>> BEGIN Data

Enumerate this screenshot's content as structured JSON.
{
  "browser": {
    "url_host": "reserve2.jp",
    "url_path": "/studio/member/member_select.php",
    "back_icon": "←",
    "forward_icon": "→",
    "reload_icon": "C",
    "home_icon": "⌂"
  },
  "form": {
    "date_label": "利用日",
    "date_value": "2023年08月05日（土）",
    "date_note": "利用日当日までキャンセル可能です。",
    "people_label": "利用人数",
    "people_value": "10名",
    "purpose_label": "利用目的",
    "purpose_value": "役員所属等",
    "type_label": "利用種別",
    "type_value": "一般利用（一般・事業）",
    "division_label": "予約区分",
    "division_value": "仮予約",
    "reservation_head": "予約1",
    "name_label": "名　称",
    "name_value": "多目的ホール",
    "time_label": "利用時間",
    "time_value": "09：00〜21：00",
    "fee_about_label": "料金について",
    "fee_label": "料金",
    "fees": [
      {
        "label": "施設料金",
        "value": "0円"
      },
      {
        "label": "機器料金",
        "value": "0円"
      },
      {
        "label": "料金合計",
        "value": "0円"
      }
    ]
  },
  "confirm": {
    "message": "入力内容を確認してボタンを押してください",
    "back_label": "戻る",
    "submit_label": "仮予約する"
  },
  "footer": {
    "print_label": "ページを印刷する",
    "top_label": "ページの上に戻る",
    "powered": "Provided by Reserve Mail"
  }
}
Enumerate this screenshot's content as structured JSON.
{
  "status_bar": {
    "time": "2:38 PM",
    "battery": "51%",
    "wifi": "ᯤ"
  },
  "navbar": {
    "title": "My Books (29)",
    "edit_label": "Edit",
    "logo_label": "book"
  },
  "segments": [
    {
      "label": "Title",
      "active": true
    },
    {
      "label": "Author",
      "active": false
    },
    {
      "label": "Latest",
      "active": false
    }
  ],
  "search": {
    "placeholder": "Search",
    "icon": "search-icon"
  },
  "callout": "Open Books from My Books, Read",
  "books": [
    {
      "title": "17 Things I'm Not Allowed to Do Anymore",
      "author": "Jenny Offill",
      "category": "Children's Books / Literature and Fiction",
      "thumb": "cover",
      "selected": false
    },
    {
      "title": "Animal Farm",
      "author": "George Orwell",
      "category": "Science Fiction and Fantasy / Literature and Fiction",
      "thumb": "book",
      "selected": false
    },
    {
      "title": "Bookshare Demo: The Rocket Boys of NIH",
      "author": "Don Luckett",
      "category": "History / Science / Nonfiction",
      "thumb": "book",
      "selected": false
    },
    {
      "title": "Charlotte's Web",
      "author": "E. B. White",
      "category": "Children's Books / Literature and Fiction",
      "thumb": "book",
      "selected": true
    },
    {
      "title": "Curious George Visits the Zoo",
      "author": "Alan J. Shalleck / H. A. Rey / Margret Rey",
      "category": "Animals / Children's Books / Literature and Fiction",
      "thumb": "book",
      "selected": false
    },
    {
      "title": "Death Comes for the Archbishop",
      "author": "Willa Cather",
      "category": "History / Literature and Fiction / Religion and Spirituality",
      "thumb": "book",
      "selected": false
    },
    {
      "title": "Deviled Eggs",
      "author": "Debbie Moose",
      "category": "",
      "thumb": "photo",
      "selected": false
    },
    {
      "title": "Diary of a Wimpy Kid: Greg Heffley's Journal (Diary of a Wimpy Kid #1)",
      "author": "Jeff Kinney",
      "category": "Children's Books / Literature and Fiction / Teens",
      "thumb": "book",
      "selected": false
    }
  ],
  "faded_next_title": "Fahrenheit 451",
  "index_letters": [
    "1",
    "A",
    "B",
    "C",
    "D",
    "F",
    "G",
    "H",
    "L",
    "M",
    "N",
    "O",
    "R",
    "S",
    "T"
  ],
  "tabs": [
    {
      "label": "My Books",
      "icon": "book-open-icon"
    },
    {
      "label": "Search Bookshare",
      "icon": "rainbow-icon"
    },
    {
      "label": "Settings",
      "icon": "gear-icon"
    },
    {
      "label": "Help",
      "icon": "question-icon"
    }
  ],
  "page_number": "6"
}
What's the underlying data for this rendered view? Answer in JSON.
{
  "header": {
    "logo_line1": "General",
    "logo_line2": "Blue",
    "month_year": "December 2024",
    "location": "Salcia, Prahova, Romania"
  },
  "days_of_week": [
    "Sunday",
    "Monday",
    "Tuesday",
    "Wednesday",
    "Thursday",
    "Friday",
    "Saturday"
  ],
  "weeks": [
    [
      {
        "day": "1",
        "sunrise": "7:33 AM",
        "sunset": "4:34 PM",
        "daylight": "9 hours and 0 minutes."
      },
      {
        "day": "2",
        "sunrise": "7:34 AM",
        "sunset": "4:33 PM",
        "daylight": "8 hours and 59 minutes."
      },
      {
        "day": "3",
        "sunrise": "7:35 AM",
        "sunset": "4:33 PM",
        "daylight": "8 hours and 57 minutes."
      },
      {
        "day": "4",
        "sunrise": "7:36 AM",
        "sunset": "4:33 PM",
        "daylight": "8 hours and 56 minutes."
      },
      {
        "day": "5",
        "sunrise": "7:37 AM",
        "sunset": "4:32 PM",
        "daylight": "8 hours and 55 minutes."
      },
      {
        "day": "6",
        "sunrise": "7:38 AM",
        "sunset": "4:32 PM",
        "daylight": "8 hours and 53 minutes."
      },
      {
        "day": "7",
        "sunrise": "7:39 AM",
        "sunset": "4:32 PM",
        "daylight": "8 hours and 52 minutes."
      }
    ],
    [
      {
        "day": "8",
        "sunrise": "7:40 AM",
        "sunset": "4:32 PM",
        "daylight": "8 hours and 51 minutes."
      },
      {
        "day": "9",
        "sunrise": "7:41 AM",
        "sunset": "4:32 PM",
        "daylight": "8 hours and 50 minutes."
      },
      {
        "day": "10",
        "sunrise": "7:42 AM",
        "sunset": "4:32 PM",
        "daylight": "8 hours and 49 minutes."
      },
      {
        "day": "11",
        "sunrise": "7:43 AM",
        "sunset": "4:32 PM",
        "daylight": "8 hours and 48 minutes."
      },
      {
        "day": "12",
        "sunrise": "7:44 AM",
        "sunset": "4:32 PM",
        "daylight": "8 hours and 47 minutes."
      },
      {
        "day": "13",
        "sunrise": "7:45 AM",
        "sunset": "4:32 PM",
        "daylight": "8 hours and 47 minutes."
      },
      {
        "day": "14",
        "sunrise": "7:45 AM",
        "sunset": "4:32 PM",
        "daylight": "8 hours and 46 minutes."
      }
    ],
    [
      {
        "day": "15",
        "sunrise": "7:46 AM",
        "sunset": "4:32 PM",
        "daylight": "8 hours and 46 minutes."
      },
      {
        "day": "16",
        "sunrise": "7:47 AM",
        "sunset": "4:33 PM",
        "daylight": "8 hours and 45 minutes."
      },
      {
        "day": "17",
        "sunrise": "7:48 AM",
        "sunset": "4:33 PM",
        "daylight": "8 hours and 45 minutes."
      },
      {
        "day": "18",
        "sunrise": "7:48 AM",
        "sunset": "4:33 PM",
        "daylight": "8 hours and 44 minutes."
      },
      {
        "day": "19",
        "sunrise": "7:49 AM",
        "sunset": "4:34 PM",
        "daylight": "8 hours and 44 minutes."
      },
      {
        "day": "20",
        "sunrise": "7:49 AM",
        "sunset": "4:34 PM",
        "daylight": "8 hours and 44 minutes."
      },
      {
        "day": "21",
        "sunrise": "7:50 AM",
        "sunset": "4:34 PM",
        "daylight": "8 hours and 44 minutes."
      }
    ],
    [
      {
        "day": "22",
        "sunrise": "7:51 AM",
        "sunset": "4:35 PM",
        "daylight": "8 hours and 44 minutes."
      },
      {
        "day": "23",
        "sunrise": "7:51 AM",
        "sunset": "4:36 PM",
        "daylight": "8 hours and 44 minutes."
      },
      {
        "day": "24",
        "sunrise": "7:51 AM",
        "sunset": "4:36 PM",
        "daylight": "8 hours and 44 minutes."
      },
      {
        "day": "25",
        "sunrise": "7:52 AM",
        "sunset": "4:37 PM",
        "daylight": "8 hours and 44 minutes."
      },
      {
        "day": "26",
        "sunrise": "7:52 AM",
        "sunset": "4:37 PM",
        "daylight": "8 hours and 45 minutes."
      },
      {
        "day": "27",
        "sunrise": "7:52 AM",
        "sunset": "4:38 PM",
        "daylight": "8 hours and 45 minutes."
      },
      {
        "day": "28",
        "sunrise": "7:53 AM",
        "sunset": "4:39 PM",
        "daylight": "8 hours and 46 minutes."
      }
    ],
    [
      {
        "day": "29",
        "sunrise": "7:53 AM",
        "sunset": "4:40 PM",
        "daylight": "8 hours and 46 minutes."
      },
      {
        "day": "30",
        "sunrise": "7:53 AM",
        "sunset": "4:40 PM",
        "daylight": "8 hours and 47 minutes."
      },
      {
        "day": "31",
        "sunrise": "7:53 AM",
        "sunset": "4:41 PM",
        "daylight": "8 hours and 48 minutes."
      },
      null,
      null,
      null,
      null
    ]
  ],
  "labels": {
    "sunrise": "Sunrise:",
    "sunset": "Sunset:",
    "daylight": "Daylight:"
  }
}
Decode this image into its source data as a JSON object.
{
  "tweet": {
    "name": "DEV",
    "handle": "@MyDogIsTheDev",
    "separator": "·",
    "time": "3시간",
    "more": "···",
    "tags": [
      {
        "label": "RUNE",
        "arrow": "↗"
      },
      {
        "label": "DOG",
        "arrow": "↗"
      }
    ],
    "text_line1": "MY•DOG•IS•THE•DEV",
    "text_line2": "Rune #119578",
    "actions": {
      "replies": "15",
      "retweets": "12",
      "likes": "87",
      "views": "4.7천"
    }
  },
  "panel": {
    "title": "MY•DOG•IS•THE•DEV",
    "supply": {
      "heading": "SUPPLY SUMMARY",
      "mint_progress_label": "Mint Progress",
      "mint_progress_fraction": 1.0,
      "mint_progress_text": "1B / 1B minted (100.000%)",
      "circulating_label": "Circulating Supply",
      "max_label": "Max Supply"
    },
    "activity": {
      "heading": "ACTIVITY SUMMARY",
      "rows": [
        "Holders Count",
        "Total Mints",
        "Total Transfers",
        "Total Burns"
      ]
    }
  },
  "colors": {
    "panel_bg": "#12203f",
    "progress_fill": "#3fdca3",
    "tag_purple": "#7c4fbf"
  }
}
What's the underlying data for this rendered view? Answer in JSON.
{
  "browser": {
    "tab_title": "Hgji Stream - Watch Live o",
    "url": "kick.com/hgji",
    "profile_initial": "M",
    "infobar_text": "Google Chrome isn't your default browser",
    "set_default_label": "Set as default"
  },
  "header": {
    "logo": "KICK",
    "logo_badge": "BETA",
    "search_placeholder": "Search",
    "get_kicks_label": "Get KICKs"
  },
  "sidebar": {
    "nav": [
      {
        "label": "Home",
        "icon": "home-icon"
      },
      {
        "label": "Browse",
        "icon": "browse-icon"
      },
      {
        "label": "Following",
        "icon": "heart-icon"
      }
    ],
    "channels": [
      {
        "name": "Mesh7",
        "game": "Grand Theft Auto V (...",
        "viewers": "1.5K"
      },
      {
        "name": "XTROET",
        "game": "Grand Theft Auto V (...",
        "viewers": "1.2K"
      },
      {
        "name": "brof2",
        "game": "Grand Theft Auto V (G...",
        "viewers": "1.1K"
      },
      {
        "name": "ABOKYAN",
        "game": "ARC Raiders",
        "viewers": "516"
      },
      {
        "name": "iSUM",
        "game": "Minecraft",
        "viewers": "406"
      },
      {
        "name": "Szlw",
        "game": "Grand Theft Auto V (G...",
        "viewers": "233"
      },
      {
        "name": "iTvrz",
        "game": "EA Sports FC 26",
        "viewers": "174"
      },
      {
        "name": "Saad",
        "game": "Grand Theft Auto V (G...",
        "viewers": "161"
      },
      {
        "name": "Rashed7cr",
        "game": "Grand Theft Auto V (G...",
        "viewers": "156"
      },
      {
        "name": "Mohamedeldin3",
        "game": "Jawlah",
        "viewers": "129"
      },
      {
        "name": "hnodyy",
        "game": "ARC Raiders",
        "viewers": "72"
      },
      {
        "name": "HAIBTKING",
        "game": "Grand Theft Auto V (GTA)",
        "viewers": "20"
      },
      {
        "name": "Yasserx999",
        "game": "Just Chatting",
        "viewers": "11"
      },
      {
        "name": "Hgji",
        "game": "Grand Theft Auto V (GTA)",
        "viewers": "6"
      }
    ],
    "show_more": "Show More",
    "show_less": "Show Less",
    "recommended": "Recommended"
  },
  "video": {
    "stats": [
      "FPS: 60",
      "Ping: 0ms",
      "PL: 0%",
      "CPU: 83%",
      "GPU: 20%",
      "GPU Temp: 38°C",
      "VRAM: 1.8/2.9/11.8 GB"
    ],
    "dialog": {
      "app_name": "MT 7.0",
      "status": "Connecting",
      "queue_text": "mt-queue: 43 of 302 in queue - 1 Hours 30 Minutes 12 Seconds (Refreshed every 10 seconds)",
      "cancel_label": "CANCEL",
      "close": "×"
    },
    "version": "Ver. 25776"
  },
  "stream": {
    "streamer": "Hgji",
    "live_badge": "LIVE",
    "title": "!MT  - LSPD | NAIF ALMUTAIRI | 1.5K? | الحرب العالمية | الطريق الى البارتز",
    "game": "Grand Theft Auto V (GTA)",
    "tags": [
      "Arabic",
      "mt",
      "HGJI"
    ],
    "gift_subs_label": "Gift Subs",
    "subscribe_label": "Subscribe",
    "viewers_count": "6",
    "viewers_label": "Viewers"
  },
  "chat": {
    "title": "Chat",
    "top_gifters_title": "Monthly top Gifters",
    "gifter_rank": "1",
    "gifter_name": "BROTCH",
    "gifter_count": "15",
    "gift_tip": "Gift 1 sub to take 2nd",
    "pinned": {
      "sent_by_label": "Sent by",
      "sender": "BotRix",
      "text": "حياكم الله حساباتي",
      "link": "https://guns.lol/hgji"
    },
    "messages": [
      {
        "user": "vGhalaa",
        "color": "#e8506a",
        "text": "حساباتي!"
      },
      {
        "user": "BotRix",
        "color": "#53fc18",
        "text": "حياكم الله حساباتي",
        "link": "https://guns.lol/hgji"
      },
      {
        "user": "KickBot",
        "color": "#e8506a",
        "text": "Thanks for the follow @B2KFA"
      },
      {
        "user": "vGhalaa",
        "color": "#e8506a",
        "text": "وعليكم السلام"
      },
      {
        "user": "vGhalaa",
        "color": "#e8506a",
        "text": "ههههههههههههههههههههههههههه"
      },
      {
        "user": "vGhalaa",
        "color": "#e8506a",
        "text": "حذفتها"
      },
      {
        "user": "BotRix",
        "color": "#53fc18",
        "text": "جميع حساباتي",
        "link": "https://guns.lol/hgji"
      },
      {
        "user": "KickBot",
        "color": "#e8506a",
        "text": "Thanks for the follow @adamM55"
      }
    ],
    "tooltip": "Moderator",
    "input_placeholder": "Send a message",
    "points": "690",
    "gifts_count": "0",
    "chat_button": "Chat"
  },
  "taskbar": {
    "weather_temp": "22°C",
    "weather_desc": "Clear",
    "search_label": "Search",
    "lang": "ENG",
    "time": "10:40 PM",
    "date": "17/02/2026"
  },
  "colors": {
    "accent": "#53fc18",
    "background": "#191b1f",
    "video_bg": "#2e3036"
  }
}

>> END Data

*Exercise aim:* Return every line in the listing that contains the word "SUMMARY".

*Solution for this exercise:*
      "heading": "SUPPLY SUMMARY",
      "heading": "ACTIVITY SUMMARY",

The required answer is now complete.